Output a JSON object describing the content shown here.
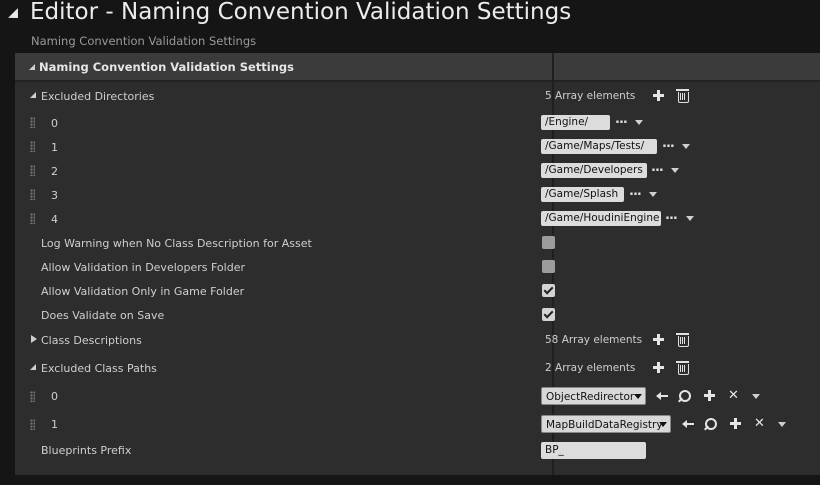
{
  "window": {
    "title": "Editor - Naming Convention Validation Settings",
    "subtitle": "Naming Convention Validation Settings"
  },
  "section": {
    "title": "Naming Convention Validation Settings"
  },
  "excluded_directories": {
    "label": "Excluded Directories",
    "count": "5 Array elements",
    "items": [
      {
        "index": "0",
        "value": "/Engine/"
      },
      {
        "index": "1",
        "value": "/Game/Maps/Tests/"
      },
      {
        "index": "2",
        "value": "/Game/Developers"
      },
      {
        "index": "3",
        "value": "/Game/Splash"
      },
      {
        "index": "4",
        "value": "/Game/HoudiniEngine"
      }
    ]
  },
  "options": [
    {
      "label": "Log Warning when No Class Description for Asset",
      "checked": false
    },
    {
      "label": "Allow Validation in Developers Folder",
      "checked": false
    },
    {
      "label": "Allow Validation Only in Game Folder",
      "checked": true
    },
    {
      "label": "Does Validate on Save",
      "checked": true
    }
  ],
  "class_descriptions": {
    "label": "Class Descriptions",
    "count": "58 Array elements"
  },
  "excluded_class_paths": {
    "label": "Excluded Class Paths",
    "count": "2 Array elements",
    "items": [
      {
        "index": "0",
        "value": "ObjectRedirector"
      },
      {
        "index": "1",
        "value": "MapBuildDataRegistry"
      }
    ]
  },
  "blueprints_prefix": {
    "label": "Blueprints Prefix",
    "value": "BP_"
  },
  "ellipsis": "...",
  "icons": {
    "collapse": "collapse-arrow-icon",
    "add": "plus-icon",
    "remove": "trash-icon",
    "use_selected": "left-arrow-icon",
    "browse": "magnifier-icon",
    "clear": "x-icon",
    "more": "chevron-down-icon",
    "drag": "grip-icon"
  },
  "colors": {
    "background": "#151515",
    "panel": "#2d2d2d",
    "header": "#3b3b3b",
    "field": "#dcdcdc"
  }
}
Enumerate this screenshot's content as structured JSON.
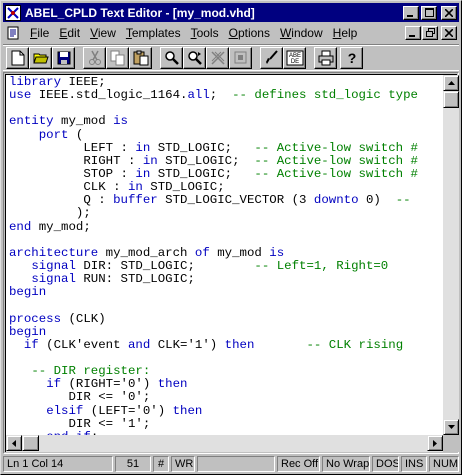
{
  "titlebar": {
    "title": "ABEL_CPLD Text Editor - [my_mod.vhd]",
    "minimize": "_",
    "maximize": "□",
    "close": "✕"
  },
  "menubar": {
    "items": [
      {
        "label": "File",
        "accel": "F",
        "rest": "ile"
      },
      {
        "label": "Edit",
        "accel": "E",
        "rest": "dit"
      },
      {
        "label": "View",
        "accel": "V",
        "rest": "iew"
      },
      {
        "label": "Templates",
        "accel": "T",
        "rest": "emplates"
      },
      {
        "label": "Tools",
        "accel": "T",
        "rest": "ools"
      },
      {
        "label": "Options",
        "accel": "O",
        "rest": "ptions"
      },
      {
        "label": "Window",
        "accel": "W",
        "rest": "indow"
      },
      {
        "label": "Help",
        "accel": "H",
        "rest": "elp"
      }
    ],
    "mdi_minimize": "_",
    "mdi_restore": "❐",
    "mdi_close": "✕"
  },
  "toolbar": {
    "icons": [
      "new-file-icon",
      "open-folder-icon",
      "save-icon",
      "cut-icon",
      "copy-icon",
      "paste-icon",
      "find-icon",
      "find-next-icon",
      "replace-icon",
      "toggle-icon",
      "brush-icon",
      "abc-spell-icon",
      "print-icon",
      "help-icon"
    ],
    "abc_label": "ABE DE"
  },
  "editor": {
    "lines": [
      [
        [
          "kw",
          "library"
        ],
        [
          "t",
          " IEEE;"
        ]
      ],
      [
        [
          "kw",
          "use"
        ],
        [
          "t",
          " IEEE.std_logic_1164."
        ],
        [
          "kw",
          "all"
        ],
        [
          "t",
          ";  "
        ],
        [
          "cm",
          "-- defines std_logic type"
        ]
      ],
      [
        [
          "t",
          ""
        ]
      ],
      [
        [
          "kw",
          "entity"
        ],
        [
          "t",
          " my_mod "
        ],
        [
          "kw",
          "is"
        ]
      ],
      [
        [
          "t",
          "    "
        ],
        [
          "kw",
          "port"
        ],
        [
          "t",
          " ("
        ]
      ],
      [
        [
          "t",
          "          LEFT : "
        ],
        [
          "kw",
          "in"
        ],
        [
          "t",
          " STD_LOGIC;   "
        ],
        [
          "cm",
          "-- Active-low switch #"
        ]
      ],
      [
        [
          "t",
          "          RIGHT : "
        ],
        [
          "kw",
          "in"
        ],
        [
          "t",
          " STD_LOGIC;  "
        ],
        [
          "cm",
          "-- Active-low switch #"
        ]
      ],
      [
        [
          "t",
          "          STOP : "
        ],
        [
          "kw",
          "in"
        ],
        [
          "t",
          " STD_LOGIC;   "
        ],
        [
          "cm",
          "-- Active-low switch #"
        ]
      ],
      [
        [
          "t",
          "          CLK : "
        ],
        [
          "kw",
          "in"
        ],
        [
          "t",
          " STD_LOGIC;"
        ]
      ],
      [
        [
          "t",
          "          Q : "
        ],
        [
          "kw",
          "buffer"
        ],
        [
          "t",
          " STD_LOGIC_VECTOR (3 "
        ],
        [
          "kw",
          "downto"
        ],
        [
          "t",
          " 0)  "
        ],
        [
          "cm",
          "--"
        ]
      ],
      [
        [
          "t",
          "         );"
        ]
      ],
      [
        [
          "kw",
          "end"
        ],
        [
          "t",
          " my_mod;"
        ]
      ],
      [
        [
          "t",
          ""
        ]
      ],
      [
        [
          "kw",
          "architecture"
        ],
        [
          "t",
          " my_mod_arch "
        ],
        [
          "kw",
          "of"
        ],
        [
          "t",
          " my_mod "
        ],
        [
          "kw",
          "is"
        ]
      ],
      [
        [
          "t",
          "   "
        ],
        [
          "kw",
          "signal"
        ],
        [
          "t",
          " DIR: STD_LOGIC;        "
        ],
        [
          "cm",
          "-- Left=1, Right=0"
        ]
      ],
      [
        [
          "t",
          "   "
        ],
        [
          "kw",
          "signal"
        ],
        [
          "t",
          " RUN: STD_LOGIC;"
        ]
      ],
      [
        [
          "kw",
          "begin"
        ]
      ],
      [
        [
          "t",
          ""
        ]
      ],
      [
        [
          "kw",
          "process"
        ],
        [
          "t",
          " (CLK)"
        ]
      ],
      [
        [
          "kw",
          "begin"
        ]
      ],
      [
        [
          "t",
          "  "
        ],
        [
          "kw",
          "if"
        ],
        [
          "t",
          " (CLK'event "
        ],
        [
          "kw",
          "and"
        ],
        [
          "t",
          " CLK='1') "
        ],
        [
          "kw",
          "then"
        ],
        [
          "t",
          "       "
        ],
        [
          "cm",
          "-- CLK rising"
        ]
      ],
      [
        [
          "t",
          ""
        ]
      ],
      [
        [
          "t",
          "   "
        ],
        [
          "cm",
          "-- DIR register:"
        ]
      ],
      [
        [
          "t",
          "     "
        ],
        [
          "kw",
          "if"
        ],
        [
          "t",
          " (RIGHT='0') "
        ],
        [
          "kw",
          "then"
        ]
      ],
      [
        [
          "t",
          "        DIR <= '0';"
        ]
      ],
      [
        [
          "t",
          "     "
        ],
        [
          "kw",
          "elsif"
        ],
        [
          "t",
          " (LEFT='0') "
        ],
        [
          "kw",
          "then"
        ]
      ],
      [
        [
          "t",
          "        DIR <= '1';"
        ]
      ],
      [
        [
          "t",
          "     "
        ],
        [
          "kw",
          "end if"
        ],
        [
          "t",
          ";"
        ]
      ]
    ]
  },
  "statusbar": {
    "position": "Ln 1 Col 14",
    "count": "51",
    "hash": "#",
    "wr": "WR",
    "rec": "Rec Off",
    "wrap": "No Wrap",
    "dos": "DOS",
    "ins": "INS",
    "num": "NUM"
  },
  "colors": {
    "titlebar_bg": "#000080",
    "keyword": "#0000c0",
    "comment": "#008000",
    "chrome": "#c0c0c0"
  }
}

--------------------------------

◆ Exercise aim ◆
Only lines with the word "Array" should be collected from the material.

◆ Exercise result ◆
    "count": "5 Array elements",
    "count": "58 Array elements"
    "count": "2 Array elements",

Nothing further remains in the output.